_TASK_. Extract every row that contains the string "bars", copying each such row in full. Case counts when matching.

━━━━

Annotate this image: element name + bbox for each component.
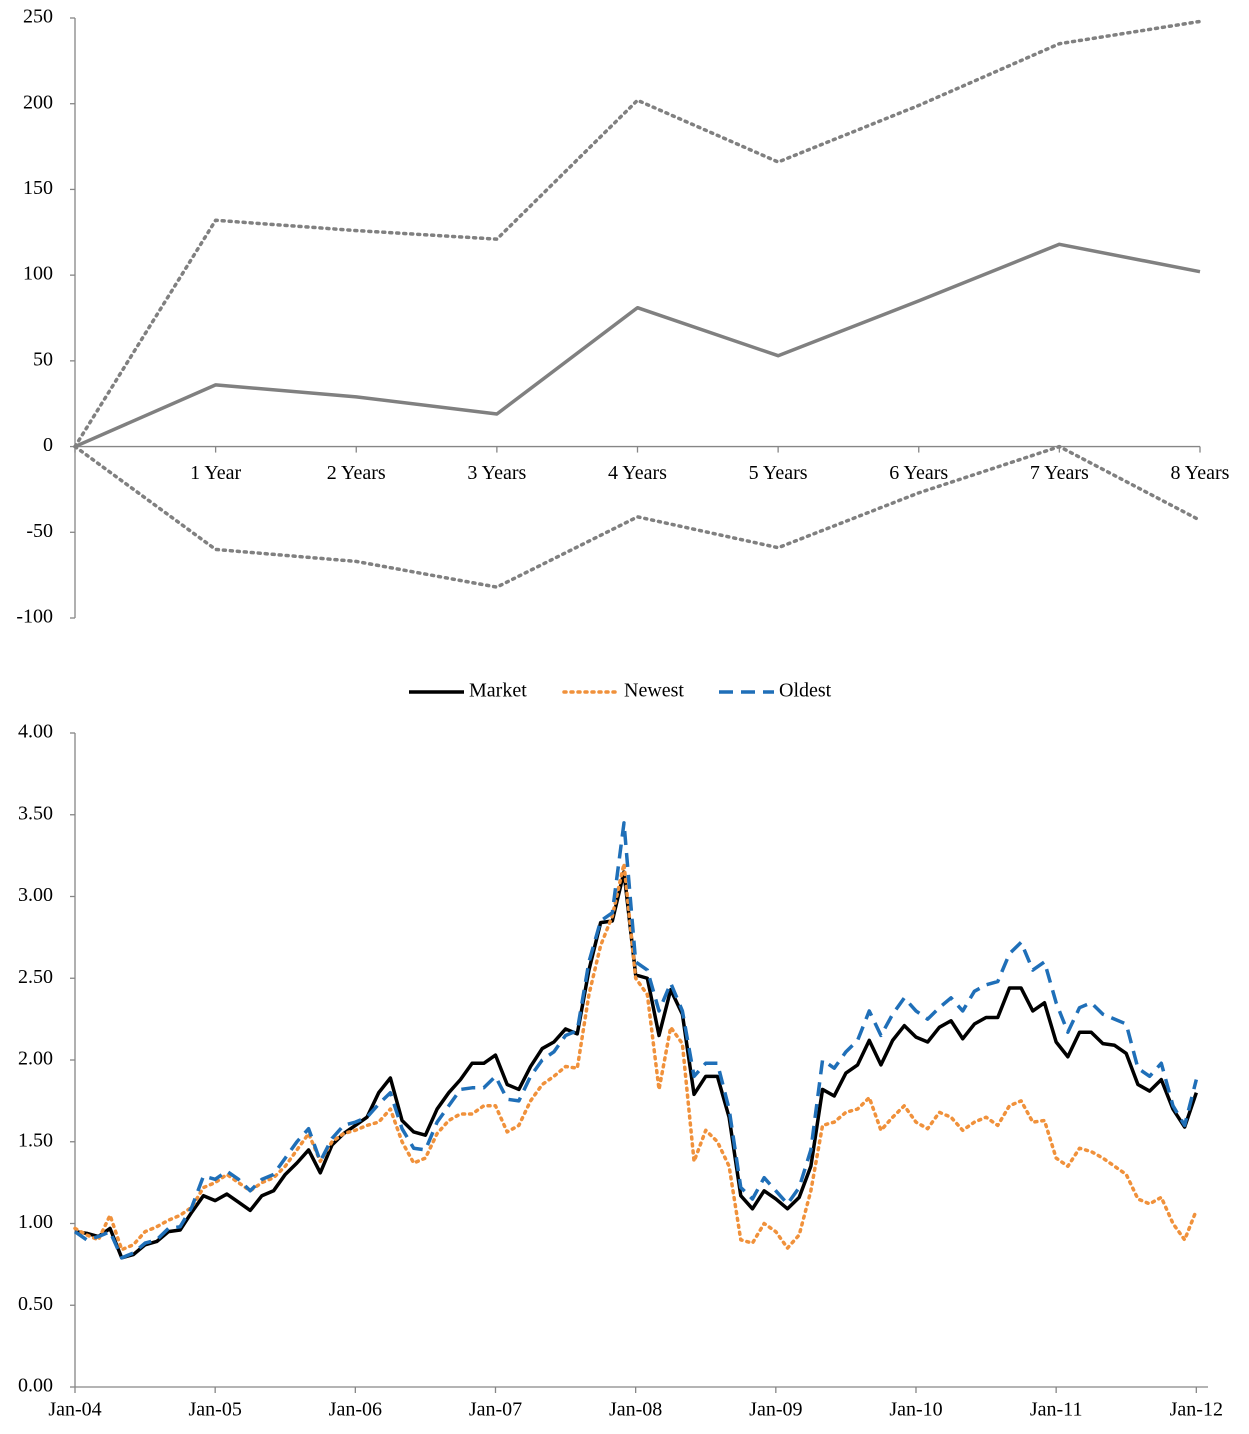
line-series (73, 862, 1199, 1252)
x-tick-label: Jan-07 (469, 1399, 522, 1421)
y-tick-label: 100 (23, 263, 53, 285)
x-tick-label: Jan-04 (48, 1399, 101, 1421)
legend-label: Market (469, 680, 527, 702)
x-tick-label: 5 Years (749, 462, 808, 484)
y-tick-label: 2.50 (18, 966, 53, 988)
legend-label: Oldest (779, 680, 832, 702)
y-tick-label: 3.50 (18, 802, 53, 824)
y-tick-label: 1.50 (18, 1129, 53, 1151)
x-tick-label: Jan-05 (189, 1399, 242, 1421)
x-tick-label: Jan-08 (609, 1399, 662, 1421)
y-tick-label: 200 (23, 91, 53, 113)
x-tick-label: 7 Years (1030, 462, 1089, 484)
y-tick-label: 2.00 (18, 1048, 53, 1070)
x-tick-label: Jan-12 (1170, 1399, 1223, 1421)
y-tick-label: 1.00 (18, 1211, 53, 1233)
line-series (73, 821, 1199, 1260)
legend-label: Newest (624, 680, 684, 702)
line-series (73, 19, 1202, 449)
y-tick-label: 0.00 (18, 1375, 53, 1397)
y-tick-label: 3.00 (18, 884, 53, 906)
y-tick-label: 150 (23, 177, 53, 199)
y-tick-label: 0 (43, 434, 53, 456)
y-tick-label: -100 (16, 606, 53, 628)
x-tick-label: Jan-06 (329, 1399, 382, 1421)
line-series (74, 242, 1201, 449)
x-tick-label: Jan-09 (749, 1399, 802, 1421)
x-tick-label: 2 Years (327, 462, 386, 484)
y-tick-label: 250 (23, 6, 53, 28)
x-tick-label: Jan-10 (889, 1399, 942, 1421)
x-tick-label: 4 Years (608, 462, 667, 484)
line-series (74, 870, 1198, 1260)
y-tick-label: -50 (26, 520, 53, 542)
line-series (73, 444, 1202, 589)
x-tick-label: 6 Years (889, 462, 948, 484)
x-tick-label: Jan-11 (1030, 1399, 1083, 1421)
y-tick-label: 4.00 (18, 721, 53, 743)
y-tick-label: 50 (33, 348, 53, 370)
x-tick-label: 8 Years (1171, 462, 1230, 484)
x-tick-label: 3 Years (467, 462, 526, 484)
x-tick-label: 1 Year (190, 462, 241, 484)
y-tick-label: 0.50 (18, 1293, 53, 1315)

━━━━

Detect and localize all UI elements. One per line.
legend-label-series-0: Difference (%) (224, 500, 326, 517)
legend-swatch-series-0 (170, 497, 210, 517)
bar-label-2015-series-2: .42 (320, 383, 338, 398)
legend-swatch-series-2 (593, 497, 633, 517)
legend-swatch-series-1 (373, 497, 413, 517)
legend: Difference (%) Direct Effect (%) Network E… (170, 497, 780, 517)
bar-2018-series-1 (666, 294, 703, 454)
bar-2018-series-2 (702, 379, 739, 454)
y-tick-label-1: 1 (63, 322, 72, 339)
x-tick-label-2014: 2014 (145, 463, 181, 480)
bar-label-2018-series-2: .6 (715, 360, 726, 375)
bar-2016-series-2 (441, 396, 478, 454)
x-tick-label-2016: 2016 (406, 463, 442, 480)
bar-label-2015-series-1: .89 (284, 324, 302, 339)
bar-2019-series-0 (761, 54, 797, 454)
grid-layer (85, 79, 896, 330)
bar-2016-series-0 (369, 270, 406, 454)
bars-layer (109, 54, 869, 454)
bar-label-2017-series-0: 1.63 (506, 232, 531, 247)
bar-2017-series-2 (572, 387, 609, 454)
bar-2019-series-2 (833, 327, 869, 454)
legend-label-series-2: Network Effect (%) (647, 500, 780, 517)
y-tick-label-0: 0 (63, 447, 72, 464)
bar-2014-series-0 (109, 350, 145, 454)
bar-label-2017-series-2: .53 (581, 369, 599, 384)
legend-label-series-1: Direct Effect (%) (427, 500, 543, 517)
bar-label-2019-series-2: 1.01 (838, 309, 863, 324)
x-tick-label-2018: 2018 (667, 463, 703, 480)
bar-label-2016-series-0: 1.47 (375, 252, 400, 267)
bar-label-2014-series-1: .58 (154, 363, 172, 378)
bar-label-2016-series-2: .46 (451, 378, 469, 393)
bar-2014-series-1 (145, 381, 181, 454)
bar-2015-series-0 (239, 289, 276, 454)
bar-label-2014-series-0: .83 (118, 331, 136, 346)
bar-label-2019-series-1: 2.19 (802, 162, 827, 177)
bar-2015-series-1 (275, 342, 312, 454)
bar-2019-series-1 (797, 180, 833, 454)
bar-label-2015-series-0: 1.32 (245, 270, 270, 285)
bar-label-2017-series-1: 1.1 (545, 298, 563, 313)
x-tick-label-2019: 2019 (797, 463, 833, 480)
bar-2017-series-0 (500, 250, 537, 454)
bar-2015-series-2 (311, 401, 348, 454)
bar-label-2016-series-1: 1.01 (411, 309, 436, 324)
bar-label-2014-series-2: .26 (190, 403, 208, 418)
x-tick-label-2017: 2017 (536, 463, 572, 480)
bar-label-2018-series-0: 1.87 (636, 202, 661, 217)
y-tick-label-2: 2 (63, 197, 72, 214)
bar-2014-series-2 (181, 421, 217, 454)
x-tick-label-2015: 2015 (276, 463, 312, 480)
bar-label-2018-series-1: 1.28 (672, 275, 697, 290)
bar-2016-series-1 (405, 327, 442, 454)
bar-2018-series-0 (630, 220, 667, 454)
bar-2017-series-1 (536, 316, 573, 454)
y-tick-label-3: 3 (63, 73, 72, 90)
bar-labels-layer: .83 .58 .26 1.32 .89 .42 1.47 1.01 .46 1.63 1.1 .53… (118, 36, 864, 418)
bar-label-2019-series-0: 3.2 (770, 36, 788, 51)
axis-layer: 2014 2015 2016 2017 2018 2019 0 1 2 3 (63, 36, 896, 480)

━━━━

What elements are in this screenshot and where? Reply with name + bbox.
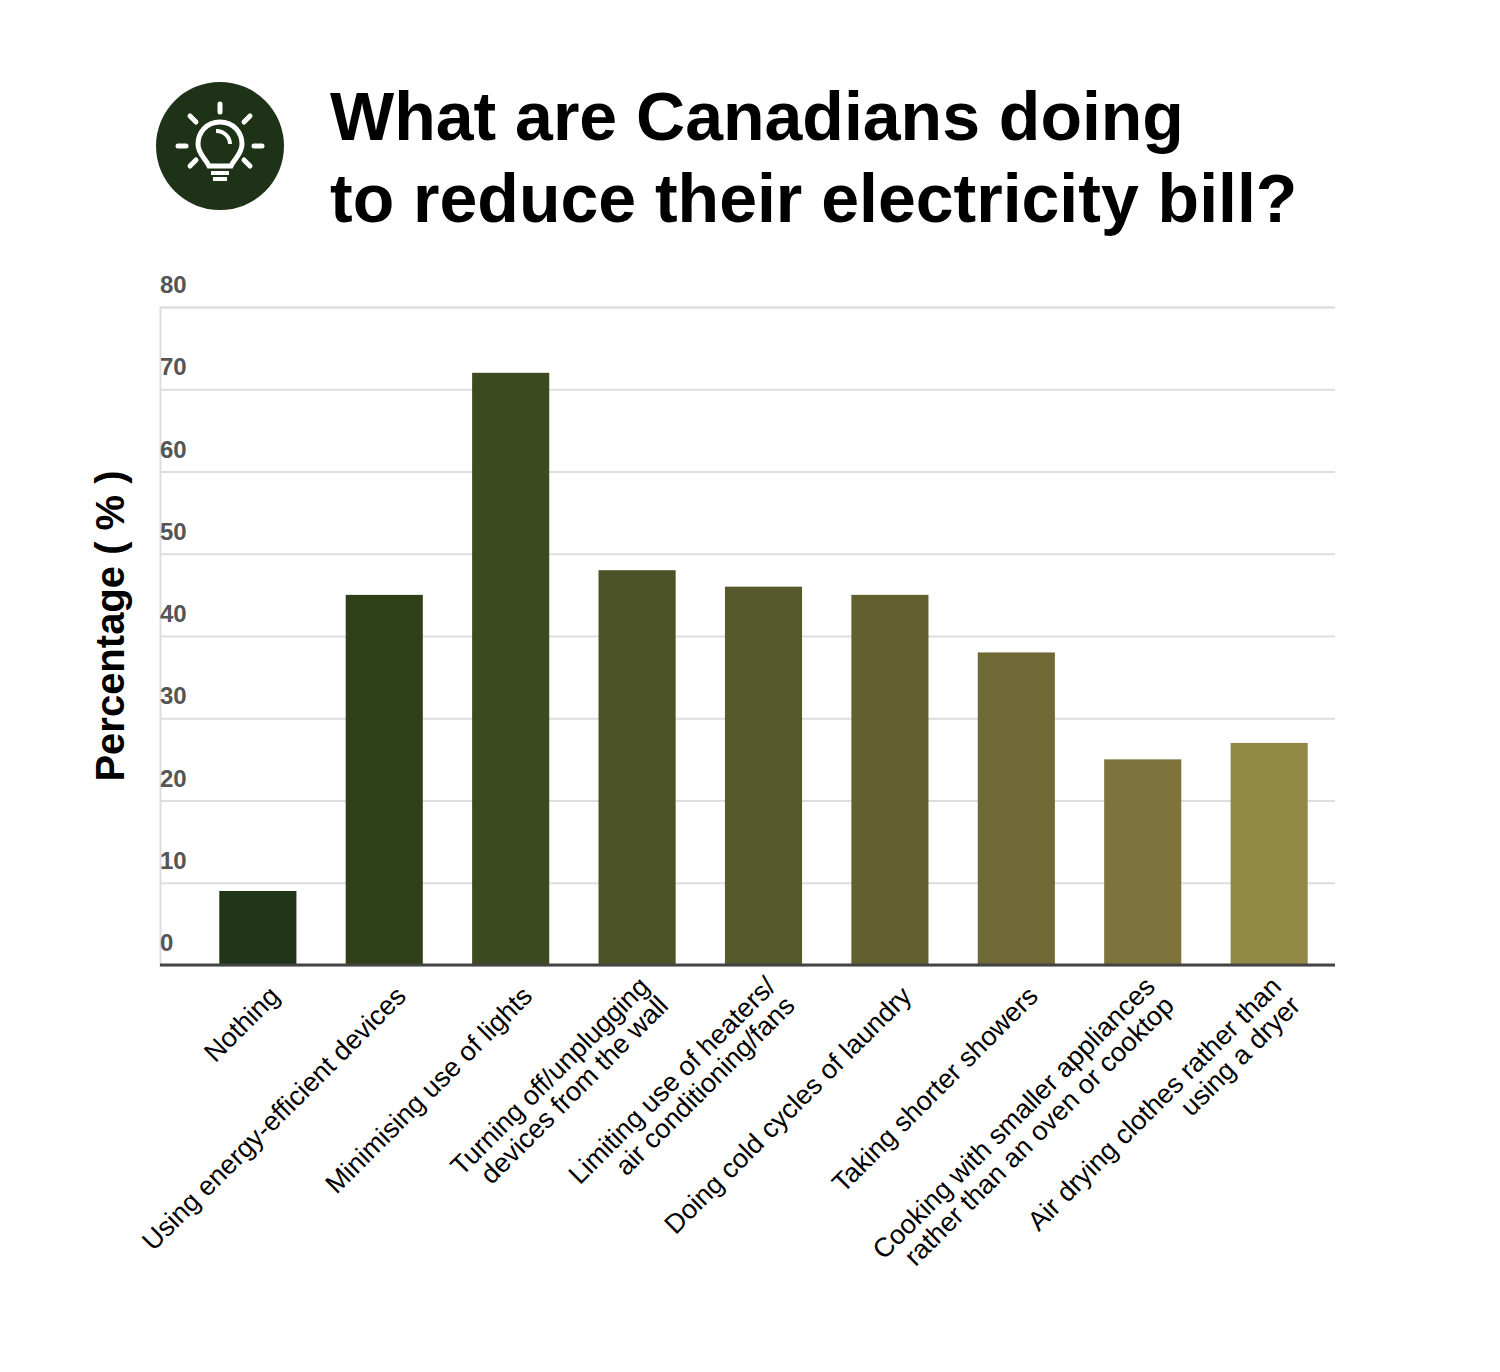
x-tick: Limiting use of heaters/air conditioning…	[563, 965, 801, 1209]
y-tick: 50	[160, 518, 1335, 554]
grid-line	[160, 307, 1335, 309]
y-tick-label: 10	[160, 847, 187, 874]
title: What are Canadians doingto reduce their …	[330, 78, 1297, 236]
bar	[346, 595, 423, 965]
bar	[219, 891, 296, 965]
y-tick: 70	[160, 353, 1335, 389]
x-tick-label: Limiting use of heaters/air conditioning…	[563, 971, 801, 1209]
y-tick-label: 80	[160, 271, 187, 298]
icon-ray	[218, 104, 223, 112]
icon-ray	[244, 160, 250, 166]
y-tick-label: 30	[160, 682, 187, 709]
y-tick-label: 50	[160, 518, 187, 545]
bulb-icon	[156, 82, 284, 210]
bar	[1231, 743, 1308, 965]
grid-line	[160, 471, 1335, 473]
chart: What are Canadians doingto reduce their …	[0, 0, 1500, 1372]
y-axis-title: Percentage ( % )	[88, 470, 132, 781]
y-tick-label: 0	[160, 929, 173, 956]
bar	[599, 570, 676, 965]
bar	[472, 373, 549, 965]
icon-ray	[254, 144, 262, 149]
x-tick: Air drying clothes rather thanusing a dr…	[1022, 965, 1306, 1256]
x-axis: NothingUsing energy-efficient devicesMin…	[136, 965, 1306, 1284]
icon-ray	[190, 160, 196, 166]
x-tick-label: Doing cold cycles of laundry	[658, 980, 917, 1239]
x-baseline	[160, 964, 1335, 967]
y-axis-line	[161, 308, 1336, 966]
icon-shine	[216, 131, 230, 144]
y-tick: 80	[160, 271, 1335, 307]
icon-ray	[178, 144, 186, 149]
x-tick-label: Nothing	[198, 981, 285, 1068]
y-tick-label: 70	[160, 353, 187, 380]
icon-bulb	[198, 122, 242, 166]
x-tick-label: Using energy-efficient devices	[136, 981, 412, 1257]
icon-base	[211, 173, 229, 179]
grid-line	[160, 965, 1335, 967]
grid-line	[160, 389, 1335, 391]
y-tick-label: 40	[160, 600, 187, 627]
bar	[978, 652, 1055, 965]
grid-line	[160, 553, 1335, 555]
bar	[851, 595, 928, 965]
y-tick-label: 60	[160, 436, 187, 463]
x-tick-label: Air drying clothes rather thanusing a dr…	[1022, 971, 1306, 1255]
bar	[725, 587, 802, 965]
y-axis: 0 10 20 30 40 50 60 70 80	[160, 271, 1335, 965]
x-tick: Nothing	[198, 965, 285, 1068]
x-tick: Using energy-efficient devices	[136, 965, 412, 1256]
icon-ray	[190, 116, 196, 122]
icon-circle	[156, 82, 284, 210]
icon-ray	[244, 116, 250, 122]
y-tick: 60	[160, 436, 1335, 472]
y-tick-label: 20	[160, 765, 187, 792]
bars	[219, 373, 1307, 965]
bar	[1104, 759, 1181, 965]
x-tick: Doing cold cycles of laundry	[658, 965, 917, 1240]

━━━━

_RESULT BELOW_.
bars-layer (109, 54, 869, 454)
bars	[219, 373, 1307, 965]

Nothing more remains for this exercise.